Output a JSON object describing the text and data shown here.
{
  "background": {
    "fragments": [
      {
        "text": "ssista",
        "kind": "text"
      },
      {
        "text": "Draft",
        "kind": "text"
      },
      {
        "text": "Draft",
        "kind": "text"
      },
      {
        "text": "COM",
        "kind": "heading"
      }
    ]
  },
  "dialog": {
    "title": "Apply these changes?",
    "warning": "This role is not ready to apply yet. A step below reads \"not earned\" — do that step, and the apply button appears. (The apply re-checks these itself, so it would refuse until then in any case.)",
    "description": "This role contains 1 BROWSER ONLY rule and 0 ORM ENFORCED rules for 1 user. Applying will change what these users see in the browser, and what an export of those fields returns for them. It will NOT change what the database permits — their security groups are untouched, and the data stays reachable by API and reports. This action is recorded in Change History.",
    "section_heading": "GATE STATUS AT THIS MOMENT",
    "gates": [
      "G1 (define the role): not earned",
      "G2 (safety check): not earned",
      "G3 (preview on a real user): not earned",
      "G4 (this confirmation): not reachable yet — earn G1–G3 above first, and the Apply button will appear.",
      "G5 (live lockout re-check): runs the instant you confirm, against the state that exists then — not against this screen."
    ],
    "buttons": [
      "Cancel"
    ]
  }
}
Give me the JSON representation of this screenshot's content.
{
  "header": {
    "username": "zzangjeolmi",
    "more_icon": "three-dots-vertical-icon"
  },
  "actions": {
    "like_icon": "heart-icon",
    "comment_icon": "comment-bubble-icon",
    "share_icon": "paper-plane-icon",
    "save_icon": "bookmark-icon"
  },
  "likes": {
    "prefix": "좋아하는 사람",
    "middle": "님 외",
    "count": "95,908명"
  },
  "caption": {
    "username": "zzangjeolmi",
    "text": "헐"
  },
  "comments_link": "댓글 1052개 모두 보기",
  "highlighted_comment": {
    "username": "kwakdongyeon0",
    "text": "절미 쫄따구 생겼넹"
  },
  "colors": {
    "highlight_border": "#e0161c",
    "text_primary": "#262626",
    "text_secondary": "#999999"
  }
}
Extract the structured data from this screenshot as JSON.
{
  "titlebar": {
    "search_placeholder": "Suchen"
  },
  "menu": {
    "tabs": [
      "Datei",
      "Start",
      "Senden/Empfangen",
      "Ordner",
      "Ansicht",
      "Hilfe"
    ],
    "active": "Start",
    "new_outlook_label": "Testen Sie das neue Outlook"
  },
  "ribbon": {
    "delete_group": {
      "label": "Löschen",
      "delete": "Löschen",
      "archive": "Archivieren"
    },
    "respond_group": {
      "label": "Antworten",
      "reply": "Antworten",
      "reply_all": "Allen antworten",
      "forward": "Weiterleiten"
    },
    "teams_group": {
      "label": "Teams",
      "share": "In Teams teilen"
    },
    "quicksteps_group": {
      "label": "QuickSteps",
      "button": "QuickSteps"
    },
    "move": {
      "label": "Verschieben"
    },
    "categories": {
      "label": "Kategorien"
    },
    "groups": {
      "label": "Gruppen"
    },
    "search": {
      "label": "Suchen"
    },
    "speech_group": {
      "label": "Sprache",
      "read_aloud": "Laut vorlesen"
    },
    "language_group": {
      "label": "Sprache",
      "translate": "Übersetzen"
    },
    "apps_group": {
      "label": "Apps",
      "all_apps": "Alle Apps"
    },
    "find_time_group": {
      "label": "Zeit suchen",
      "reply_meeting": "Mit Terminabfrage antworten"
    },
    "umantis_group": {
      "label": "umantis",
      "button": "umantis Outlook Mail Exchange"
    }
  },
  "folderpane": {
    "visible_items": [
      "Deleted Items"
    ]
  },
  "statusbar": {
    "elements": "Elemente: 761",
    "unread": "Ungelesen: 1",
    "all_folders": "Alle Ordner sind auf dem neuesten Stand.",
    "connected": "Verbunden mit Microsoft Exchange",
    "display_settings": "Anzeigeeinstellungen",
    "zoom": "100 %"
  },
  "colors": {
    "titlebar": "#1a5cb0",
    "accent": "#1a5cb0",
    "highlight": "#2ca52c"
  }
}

AIM –
Without leaving anything out, give the entries again exactly.

OUTPUT OF THE TASK –
Output a JSON object describing the text and data shown here.
{
  "background": {
    "fragments": [
      {
        "text": "ssista",
        "kind": "text"
      },
      {
        "text": "Draft",
        "kind": "text"
      },
      {
        "text": "Draft",
        "kind": "text"
      },
      {
        "text": "COM",
        "kind": "heading"
      }
    ]
  },
  "dialog": {
    "title": "Apply these changes?",
    "warning": "This role is not ready to apply yet. A step below reads \"not earned\" — do that step, and the apply button appears. (The apply re-checks these itself, so it would refuse until then in any case.)",
    "description": "This role contains 1 BROWSER ONLY rule and 0 ORM ENFORCED rules for 1 user. Applying will change what these users see in the browser, and what an export of those fields returns for them. It will NOT change what the database permits — their security groups are untouched, and the data stays reachable by API and reports. This action is recorded in Change History.",
    "section_heading": "GATE STATUS AT THIS MOMENT",
    "gates": [
      "G1 (define the role): not earned",
      "G2 (safety check): not earned",
      "G3 (preview on a real user): not earned",
      "G4 (this confirmation): not reachable yet — earn G1–G3 above first, and the Apply button will appear.",
      "G5 (live lockout re-check): runs the instant you confirm, against the state that exists then — not against this screen."
    ],
    "buttons": [
      "Cancel"
    ]
  }
}
Give me the JSON representation of this screenshot's content.
{
  "header": {
    "username": "zzangjeolmi",
    "more_icon": "three-dots-vertical-icon"
  },
  "actions": {
    "like_icon": "heart-icon",
    "comment_icon": "comment-bubble-icon",
    "share_icon": "paper-plane-icon",
    "save_icon": "bookmark-icon"
  },
  "likes": {
    "prefix": "좋아하는 사람",
    "middle": "님 외",
    "count": "95,908명"
  },
  "caption": {
    "username": "zzangjeolmi",
    "text": "헐"
  },
  "comments_link": "댓글 1052개 모두 보기",
  "highlighted_comment": {
    "username": "kwakdongyeon0",
    "text": "절미 쫄따구 생겼넹"
  },
  "colors": {
    "highlight_border": "#e0161c",
    "text_primary": "#262626",
    "text_secondary": "#999999"
  }
}
Extract the structured data from this screenshot as JSON.
{
  "titlebar": {
    "search_placeholder": "Suchen"
  },
  "menu": {
    "tabs": [
      "Datei",
      "Start",
      "Senden/Empfangen",
      "Ordner",
      "Ansicht",
      "Hilfe"
    ],
    "active": "Start",
    "new_outlook_label": "Testen Sie das neue Outlook"
  },
  "ribbon": {
    "delete_group": {
      "label": "Löschen",
      "delete": "Löschen",
      "archive": "Archivieren"
    },
    "respond_group": {
      "label": "Antworten",
      "reply": "Antworten",
      "reply_all": "Allen antworten",
      "forward": "Weiterleiten"
    },
    "teams_group": {
      "label": "Teams",
      "share": "In Teams teilen"
    },
    "quicksteps_group": {
      "label": "QuickSteps",
      "button": "QuickSteps"
    },
    "move": {
      "label": "Verschieben"
    },
    "categories": {
      "label": "Kategorien"
    },
    "groups": {
      "label": "Gruppen"
    },
    "search": {
      "label": "Suchen"
    },
    "speech_group": {
      "label": "Sprache",
      "read_aloud": "Laut vorlesen"
    },
    "language_group": {
      "label": "Sprache",
      "translate": "Übersetzen"
    },
    "apps_group": {
      "label": "Apps",
      "all_apps": "Alle Apps"
    },
    "find_time_group": {
      "label": "Zeit suchen",
      "reply_meeting": "Mit Terminabfrage antworten"
    },
    "umantis_group": {
      "label": "umantis",
      "button": "umantis Outlook Mail Exchange"
    }
  },
  "folderpane": {
    "visible_items": [
      "Deleted Items"
    ]
  },
  "statusbar": {
    "elements": "Elemente: 761",
    "unread": "Ungelesen: 1",
    "all_folders": "Alle Ordner sind auf dem neuesten Stand.",
    "connected": "Verbunden mit Microsoft Exchange",
    "display_settings": "Anzeigeeinstellungen",
    "zoom": "100 %"
  },
  "colors": {
    "titlebar": "#1a5cb0",
    "accent": "#1a5cb0",
    "highlight": "#2ca52c"
  }
}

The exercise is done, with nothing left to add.